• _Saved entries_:
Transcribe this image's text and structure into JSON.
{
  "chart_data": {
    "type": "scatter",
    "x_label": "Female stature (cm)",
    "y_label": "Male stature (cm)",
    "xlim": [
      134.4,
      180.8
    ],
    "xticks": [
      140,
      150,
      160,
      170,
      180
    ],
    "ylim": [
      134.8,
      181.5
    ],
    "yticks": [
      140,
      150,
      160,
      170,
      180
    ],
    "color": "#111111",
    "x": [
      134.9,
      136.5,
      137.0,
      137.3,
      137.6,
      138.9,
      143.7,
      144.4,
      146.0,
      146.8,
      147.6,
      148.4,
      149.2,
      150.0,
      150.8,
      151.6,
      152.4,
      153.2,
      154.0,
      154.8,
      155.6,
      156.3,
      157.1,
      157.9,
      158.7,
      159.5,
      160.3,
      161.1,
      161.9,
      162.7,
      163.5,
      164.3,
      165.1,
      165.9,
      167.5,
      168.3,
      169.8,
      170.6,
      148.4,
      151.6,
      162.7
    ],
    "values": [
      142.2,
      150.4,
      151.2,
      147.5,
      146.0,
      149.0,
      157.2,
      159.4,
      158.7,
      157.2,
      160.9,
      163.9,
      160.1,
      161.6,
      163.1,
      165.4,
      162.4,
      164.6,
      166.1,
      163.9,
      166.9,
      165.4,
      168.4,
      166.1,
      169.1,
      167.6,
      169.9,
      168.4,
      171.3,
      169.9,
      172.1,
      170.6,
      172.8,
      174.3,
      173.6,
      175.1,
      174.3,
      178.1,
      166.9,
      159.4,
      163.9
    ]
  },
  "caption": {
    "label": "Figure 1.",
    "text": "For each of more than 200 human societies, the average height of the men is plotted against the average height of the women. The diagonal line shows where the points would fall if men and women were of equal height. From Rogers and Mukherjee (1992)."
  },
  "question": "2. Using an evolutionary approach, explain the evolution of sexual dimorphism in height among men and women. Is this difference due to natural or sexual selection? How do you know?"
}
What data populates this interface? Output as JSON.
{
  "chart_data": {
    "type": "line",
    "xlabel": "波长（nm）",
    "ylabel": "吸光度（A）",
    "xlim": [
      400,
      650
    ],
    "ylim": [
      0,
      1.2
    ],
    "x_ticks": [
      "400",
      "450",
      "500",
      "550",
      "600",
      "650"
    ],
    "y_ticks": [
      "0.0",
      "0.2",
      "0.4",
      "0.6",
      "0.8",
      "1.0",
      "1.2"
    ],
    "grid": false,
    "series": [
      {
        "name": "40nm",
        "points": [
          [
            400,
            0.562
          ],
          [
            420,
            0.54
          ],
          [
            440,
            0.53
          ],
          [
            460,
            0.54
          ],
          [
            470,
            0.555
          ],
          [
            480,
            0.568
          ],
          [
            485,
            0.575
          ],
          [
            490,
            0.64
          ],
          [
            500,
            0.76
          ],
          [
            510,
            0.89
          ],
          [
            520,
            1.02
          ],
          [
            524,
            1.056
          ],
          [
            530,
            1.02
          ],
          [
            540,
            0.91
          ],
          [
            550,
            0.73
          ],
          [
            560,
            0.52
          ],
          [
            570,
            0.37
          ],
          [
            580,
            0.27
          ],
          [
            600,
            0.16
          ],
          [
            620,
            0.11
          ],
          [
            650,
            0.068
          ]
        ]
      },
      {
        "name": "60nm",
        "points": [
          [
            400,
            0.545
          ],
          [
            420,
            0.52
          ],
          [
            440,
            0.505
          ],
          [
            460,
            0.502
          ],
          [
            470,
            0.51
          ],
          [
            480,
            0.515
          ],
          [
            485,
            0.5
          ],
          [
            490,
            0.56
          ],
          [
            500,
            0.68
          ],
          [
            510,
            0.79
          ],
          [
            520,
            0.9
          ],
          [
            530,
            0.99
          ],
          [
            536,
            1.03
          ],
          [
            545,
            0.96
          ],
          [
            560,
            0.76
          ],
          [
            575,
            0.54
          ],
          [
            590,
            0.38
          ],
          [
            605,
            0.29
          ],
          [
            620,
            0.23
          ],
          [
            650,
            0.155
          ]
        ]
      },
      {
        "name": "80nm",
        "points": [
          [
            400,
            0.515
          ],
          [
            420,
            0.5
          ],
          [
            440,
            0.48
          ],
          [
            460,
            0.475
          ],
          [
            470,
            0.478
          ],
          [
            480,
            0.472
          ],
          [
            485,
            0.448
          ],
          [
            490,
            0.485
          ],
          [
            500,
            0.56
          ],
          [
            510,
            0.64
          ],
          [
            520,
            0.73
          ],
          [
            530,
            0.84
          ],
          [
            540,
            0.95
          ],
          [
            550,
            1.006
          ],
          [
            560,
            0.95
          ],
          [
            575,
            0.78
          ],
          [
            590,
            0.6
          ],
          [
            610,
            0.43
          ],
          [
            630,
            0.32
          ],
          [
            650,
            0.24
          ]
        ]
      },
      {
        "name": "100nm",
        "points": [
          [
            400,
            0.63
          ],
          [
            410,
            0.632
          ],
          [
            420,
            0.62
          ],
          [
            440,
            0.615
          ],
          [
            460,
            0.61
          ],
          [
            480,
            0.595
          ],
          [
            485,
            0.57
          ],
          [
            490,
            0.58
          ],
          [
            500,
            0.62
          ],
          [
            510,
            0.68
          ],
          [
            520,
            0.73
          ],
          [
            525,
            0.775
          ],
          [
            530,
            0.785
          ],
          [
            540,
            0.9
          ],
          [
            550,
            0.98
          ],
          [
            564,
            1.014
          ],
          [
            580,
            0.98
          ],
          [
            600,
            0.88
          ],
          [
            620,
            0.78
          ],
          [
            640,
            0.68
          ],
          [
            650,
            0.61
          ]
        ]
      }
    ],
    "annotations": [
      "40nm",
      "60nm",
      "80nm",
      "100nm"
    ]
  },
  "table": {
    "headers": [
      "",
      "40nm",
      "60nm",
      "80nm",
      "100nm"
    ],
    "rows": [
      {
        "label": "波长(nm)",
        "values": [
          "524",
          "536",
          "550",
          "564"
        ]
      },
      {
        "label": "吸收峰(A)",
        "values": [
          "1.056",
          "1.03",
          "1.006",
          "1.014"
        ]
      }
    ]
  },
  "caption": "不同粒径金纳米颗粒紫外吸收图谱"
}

• _GOAL_: Using the listing above, list every line in which the string "name" occurs.

• _EXERCISE RESPONSE_:
        "name": "40nm",
        "name": "60nm",
        "name": "80nm",
        "name": "100nm",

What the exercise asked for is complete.